Look for the string "grid" in the lines and copy each line that has it.

RECORDED INFORMATION:
____

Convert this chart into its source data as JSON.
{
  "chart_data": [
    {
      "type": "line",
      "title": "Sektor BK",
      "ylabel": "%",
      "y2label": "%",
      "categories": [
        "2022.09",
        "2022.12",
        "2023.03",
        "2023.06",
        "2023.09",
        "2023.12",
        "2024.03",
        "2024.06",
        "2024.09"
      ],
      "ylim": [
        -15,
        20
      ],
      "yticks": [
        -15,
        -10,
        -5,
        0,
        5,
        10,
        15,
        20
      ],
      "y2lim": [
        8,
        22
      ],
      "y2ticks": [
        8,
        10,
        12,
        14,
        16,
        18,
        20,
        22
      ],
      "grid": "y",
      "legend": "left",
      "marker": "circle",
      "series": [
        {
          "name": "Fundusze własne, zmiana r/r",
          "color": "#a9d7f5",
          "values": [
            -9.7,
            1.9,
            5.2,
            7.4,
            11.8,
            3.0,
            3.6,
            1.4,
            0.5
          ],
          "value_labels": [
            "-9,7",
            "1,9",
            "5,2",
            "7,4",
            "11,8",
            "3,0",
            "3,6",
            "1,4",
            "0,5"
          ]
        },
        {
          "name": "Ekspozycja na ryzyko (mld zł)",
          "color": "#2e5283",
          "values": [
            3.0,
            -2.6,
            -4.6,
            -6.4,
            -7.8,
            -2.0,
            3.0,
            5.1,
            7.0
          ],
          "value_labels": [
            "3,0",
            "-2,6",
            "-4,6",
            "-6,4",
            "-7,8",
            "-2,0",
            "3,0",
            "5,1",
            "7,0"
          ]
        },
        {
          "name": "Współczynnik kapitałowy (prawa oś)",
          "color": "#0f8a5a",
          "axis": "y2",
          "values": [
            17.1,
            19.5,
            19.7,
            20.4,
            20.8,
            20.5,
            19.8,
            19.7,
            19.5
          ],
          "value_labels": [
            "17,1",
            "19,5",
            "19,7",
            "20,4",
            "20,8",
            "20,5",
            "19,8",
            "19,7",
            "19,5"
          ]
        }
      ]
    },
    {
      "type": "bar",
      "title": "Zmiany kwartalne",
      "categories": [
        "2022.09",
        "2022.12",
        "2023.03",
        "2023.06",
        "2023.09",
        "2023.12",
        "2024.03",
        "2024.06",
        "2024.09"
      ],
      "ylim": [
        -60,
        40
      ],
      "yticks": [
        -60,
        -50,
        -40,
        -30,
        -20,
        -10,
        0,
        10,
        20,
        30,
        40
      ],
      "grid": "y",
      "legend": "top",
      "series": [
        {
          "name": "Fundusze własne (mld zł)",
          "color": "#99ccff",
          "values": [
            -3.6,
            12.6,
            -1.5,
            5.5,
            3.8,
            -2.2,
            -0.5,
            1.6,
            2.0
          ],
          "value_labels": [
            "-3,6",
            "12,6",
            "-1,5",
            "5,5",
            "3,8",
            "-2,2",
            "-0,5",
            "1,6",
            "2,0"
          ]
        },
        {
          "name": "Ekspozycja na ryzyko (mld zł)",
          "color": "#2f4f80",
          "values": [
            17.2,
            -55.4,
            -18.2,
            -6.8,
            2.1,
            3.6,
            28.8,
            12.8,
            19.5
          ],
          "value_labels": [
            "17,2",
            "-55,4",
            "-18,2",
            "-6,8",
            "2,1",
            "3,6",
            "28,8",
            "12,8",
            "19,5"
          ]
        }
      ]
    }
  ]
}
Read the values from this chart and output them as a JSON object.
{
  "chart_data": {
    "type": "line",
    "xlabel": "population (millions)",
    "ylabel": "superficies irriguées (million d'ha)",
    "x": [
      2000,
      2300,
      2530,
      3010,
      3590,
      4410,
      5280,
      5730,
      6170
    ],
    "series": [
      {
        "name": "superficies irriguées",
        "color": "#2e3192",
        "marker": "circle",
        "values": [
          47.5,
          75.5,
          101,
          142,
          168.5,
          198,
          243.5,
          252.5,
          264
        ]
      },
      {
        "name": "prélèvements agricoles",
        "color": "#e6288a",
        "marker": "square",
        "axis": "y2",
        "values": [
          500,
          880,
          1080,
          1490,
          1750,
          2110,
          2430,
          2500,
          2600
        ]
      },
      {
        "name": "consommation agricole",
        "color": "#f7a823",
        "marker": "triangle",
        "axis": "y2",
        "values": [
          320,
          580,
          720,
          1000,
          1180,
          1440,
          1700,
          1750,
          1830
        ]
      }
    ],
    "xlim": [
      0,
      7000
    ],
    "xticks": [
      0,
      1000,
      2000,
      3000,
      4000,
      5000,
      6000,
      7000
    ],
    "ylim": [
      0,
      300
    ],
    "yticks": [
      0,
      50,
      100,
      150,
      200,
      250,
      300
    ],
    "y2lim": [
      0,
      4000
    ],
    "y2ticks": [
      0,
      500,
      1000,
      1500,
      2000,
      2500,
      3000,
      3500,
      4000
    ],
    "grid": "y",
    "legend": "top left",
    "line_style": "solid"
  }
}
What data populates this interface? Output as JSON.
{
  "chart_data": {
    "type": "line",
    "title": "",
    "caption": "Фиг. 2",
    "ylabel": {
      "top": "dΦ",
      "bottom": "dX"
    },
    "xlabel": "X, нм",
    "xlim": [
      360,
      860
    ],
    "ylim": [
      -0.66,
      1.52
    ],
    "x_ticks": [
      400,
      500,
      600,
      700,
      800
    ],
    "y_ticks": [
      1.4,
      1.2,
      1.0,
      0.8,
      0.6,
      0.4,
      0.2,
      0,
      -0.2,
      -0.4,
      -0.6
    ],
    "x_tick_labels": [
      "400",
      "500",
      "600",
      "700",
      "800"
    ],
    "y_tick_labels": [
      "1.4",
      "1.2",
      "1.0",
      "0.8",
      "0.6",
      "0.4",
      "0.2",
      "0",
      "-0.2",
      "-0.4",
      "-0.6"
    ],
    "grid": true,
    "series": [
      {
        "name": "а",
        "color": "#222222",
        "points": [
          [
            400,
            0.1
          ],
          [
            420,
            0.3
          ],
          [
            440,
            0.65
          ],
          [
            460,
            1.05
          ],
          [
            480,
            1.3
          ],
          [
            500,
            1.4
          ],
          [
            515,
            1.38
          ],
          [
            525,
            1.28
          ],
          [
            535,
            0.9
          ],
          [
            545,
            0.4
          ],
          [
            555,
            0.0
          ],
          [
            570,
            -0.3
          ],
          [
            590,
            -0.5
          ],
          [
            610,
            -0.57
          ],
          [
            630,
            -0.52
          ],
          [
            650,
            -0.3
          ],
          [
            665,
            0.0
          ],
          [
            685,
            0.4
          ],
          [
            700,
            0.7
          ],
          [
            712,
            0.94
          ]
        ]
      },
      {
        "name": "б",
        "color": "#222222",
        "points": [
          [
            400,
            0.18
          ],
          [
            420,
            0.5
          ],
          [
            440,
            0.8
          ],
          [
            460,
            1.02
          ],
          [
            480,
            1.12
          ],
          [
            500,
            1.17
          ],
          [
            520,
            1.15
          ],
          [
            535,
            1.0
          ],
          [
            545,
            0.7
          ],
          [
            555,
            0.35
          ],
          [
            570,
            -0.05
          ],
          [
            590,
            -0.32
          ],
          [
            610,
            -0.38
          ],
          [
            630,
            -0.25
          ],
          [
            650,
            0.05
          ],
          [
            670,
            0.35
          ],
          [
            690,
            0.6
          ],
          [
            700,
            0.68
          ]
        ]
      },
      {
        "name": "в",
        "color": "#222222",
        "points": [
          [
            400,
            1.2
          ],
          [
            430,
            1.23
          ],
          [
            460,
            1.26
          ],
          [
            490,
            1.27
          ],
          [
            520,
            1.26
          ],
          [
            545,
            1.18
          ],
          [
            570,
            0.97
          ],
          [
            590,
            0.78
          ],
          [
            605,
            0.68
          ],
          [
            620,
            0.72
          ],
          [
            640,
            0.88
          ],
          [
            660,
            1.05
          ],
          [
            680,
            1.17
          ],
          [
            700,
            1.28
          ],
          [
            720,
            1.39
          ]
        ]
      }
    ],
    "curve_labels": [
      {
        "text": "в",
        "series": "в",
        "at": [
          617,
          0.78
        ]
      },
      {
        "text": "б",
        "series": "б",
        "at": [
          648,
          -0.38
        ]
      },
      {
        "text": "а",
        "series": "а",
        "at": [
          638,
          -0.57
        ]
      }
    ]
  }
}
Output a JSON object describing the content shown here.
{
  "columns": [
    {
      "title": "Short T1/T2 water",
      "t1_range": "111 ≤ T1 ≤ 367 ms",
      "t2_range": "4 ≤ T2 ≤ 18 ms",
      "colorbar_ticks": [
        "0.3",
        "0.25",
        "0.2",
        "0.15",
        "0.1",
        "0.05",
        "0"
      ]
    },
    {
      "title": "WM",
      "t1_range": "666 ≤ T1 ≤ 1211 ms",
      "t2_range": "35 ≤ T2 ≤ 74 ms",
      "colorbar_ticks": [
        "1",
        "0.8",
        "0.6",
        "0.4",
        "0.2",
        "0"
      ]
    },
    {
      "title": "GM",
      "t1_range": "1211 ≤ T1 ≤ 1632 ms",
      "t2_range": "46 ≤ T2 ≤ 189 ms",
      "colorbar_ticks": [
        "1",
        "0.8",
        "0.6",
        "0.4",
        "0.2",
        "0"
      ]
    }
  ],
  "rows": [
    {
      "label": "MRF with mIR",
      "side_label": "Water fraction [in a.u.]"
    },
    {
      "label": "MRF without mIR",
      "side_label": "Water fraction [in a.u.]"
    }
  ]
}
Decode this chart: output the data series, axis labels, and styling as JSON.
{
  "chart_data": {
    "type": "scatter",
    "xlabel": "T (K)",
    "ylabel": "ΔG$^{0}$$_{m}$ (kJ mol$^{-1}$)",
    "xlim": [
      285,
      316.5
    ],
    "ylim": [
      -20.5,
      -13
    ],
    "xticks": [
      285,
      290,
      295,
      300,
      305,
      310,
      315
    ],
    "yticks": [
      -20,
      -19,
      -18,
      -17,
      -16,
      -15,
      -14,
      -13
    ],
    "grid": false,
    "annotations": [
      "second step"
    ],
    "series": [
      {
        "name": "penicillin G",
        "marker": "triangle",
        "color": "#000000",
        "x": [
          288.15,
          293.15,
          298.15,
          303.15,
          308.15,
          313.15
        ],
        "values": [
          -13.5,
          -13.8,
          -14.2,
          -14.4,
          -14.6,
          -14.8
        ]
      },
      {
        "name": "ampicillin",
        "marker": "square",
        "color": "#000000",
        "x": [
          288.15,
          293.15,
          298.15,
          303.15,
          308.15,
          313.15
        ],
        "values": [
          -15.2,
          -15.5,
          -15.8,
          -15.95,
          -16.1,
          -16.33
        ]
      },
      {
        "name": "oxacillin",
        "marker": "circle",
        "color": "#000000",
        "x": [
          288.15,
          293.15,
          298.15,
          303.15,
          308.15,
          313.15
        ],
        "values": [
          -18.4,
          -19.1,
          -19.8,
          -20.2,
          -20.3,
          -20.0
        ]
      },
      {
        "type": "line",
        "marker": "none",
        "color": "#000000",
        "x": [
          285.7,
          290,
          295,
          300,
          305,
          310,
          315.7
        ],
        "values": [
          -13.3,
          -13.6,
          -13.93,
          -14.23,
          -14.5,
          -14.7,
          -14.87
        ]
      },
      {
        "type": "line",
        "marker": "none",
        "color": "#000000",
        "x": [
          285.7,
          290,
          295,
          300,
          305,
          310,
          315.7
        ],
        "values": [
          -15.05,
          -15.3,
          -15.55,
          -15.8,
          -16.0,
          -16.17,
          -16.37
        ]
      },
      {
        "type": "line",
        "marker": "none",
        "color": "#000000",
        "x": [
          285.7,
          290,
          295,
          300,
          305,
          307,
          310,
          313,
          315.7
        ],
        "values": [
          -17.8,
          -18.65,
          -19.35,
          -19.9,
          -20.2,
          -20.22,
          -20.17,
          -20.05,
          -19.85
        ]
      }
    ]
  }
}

____

EXPECTED ANSWER:
      "grid": "y",
      "grid": "y",
    "grid": "y",
    "grid": true,
    "grid": false,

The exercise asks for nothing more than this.